Dataset rows

[START]

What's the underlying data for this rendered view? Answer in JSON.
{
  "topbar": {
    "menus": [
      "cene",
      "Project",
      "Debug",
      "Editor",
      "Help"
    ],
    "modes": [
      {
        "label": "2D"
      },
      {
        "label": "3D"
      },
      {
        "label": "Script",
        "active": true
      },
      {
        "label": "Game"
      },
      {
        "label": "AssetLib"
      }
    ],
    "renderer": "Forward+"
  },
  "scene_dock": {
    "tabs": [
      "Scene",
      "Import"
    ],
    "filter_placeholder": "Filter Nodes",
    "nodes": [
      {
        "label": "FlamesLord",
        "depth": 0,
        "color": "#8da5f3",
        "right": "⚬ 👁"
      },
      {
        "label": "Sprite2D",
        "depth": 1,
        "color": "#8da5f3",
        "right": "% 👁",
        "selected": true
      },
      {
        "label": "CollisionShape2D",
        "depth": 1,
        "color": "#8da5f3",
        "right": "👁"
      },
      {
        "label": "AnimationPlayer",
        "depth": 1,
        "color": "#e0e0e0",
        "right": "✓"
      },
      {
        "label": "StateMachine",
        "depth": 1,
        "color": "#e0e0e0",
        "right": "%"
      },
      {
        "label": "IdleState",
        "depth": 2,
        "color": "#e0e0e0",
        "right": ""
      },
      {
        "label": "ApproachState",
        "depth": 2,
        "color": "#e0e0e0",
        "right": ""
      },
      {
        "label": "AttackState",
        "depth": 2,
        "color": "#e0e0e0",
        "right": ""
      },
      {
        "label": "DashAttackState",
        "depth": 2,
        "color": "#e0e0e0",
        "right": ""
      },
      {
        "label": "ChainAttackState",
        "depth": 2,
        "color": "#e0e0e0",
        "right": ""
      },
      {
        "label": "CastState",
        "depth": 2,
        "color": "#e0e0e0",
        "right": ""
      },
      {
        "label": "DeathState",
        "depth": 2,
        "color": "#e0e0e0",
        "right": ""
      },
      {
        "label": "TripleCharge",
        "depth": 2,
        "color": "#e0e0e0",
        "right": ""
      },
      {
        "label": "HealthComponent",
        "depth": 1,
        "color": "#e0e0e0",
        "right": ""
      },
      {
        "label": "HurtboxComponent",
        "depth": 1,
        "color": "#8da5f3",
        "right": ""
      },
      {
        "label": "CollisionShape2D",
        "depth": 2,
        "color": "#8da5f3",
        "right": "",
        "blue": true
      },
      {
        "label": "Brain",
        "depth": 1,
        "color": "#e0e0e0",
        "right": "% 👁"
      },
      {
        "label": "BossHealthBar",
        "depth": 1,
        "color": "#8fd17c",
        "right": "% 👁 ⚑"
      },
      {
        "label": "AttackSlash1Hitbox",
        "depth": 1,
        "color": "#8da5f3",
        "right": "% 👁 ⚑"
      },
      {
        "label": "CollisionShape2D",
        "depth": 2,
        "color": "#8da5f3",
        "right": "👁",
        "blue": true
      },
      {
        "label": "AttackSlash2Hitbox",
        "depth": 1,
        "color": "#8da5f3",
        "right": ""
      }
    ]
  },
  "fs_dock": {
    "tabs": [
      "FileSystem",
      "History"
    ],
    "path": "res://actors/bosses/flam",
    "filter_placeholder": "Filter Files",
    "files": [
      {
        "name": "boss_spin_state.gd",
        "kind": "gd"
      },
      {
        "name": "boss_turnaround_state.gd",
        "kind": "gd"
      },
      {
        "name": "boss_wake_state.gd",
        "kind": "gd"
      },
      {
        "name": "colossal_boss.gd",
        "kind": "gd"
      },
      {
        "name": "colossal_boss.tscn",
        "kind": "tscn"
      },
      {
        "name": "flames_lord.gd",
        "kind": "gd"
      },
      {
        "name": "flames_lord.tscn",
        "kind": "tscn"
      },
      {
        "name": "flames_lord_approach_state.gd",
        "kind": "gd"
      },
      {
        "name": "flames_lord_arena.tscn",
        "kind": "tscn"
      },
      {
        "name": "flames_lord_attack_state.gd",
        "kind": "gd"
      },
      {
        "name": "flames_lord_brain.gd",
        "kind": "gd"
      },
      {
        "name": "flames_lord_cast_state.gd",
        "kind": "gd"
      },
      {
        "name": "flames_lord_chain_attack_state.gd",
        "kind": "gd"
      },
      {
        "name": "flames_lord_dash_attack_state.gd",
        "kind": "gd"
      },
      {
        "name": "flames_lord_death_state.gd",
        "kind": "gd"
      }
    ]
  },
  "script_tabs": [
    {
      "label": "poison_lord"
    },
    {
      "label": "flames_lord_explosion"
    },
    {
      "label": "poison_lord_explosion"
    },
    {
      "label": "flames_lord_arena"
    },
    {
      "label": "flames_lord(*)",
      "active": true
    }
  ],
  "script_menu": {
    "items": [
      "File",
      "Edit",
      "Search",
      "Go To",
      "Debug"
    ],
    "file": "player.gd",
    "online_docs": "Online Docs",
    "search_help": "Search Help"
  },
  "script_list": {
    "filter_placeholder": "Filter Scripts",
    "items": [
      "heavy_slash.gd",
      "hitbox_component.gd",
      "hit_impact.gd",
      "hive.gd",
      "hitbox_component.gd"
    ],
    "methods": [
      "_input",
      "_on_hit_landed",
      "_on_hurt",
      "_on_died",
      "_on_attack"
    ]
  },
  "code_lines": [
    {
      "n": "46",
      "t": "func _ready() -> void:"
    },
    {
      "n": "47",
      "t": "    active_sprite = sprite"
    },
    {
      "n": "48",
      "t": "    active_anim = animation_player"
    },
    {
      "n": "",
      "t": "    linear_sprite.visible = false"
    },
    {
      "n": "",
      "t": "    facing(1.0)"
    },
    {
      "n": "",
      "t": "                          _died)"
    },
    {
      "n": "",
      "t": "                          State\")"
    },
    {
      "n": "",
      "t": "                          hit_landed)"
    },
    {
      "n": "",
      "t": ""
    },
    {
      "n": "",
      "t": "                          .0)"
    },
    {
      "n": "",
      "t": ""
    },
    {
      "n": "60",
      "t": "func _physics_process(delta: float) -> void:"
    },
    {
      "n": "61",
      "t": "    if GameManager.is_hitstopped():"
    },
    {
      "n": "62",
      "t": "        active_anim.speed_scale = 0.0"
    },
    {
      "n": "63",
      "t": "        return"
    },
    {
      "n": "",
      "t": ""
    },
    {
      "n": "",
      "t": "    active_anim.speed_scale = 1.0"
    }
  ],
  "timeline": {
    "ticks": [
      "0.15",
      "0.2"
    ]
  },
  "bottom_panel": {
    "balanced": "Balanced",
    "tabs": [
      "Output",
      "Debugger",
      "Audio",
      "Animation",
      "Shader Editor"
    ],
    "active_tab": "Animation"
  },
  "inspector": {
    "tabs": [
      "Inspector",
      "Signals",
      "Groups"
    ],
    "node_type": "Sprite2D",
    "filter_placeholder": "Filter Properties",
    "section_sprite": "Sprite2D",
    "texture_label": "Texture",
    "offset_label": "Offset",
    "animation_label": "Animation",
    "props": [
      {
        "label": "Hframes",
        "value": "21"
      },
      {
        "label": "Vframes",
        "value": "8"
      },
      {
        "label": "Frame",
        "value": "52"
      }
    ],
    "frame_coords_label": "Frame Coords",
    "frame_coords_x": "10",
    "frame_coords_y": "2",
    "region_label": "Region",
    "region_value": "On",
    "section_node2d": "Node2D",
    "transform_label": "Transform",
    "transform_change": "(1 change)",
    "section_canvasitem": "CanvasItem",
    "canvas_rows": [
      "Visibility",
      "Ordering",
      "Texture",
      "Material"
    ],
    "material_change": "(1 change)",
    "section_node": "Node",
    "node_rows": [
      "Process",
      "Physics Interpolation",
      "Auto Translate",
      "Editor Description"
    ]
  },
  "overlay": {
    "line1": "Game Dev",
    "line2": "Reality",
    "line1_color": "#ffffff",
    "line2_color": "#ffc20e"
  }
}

[END]
[START]

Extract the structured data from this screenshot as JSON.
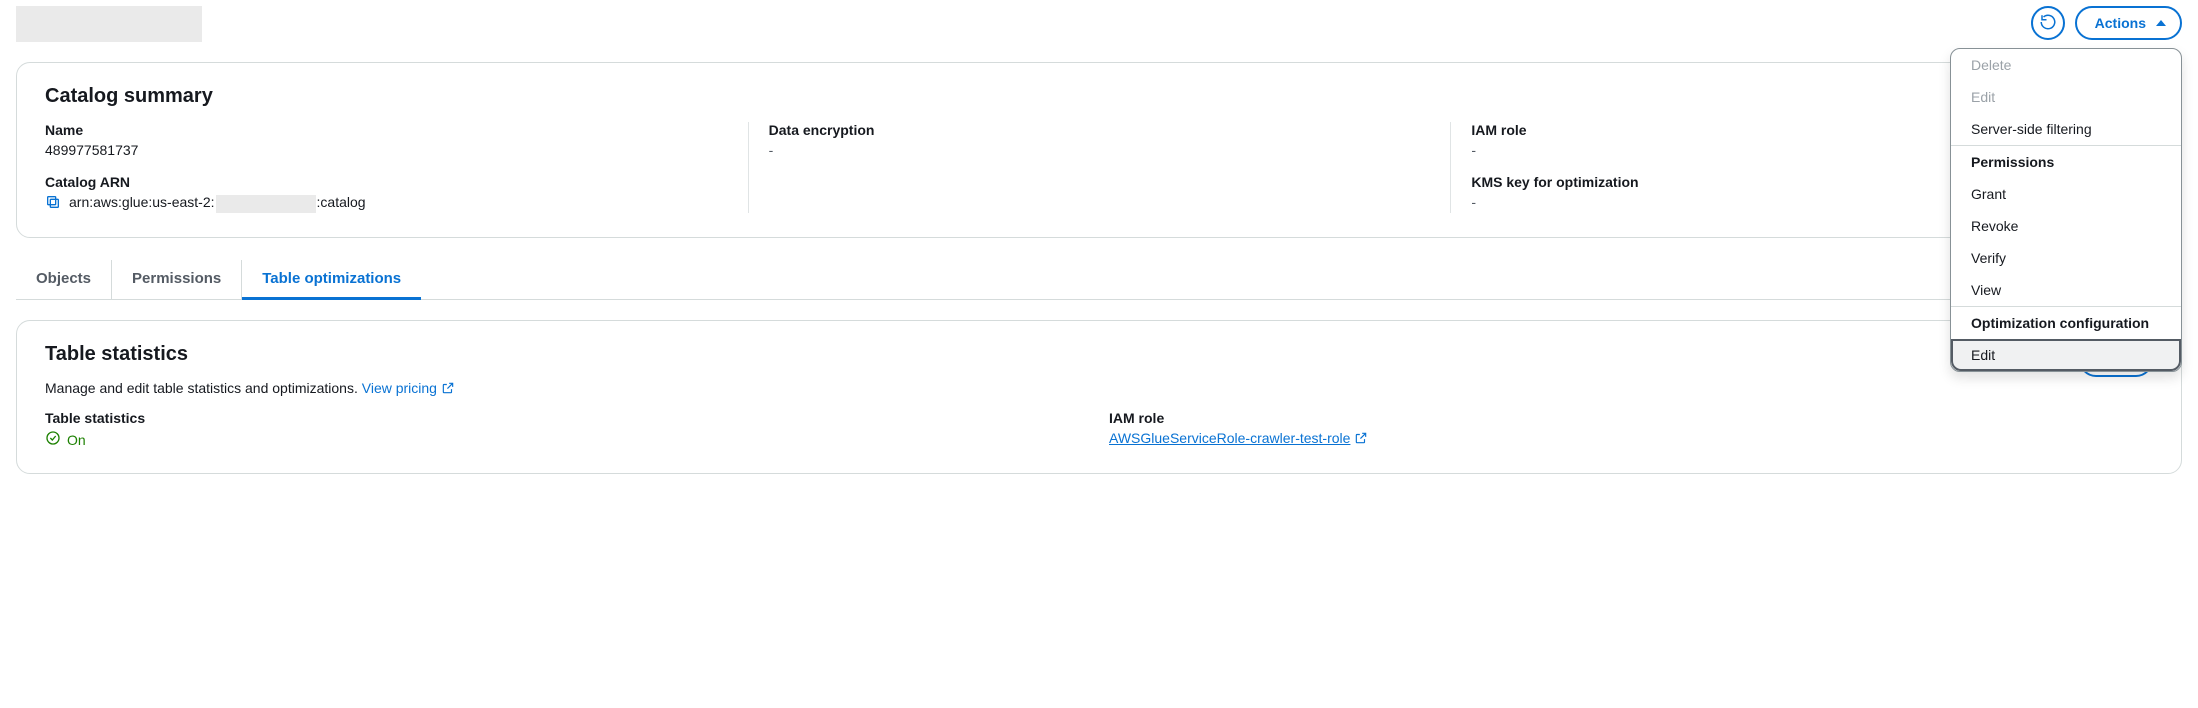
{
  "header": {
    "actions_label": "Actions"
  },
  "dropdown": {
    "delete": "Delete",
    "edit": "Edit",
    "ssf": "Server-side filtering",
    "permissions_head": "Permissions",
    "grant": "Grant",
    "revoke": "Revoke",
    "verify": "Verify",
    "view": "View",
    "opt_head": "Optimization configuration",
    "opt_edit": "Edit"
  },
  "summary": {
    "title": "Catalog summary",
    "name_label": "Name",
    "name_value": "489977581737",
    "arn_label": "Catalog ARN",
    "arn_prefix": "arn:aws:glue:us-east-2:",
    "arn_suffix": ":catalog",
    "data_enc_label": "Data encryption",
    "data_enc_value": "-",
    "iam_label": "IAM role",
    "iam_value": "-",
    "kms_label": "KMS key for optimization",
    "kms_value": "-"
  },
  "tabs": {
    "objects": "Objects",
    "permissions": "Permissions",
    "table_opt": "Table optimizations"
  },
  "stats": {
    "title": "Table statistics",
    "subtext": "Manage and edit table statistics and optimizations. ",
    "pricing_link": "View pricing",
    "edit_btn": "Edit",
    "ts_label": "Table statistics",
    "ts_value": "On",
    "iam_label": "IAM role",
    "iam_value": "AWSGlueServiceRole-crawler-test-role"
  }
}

[END]
[START]

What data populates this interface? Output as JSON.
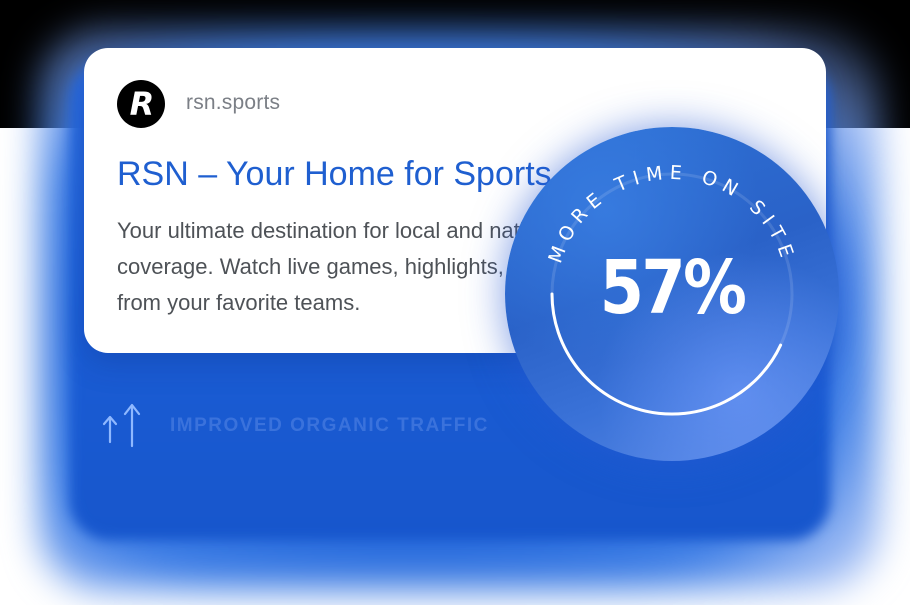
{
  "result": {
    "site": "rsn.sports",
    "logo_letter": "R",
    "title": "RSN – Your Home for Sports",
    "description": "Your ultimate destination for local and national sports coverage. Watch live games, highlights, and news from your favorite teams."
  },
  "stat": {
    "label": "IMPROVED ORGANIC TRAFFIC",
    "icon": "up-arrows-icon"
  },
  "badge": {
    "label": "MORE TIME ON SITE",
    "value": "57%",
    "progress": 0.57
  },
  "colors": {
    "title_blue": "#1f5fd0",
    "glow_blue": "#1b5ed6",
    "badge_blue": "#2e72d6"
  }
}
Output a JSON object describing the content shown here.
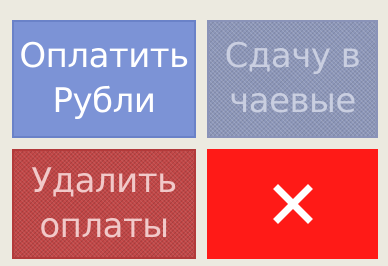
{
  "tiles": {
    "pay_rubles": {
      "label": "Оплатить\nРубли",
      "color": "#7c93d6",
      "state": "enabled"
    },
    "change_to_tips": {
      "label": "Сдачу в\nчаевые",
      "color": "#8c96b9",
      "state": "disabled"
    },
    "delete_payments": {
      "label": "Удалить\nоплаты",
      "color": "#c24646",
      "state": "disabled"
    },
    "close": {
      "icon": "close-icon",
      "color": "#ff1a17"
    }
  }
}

[END]

» **What is asked**:
The word "JSON" may appear on some lines. Report how many lines hold it, giving the number alone.

» **Response below**:
4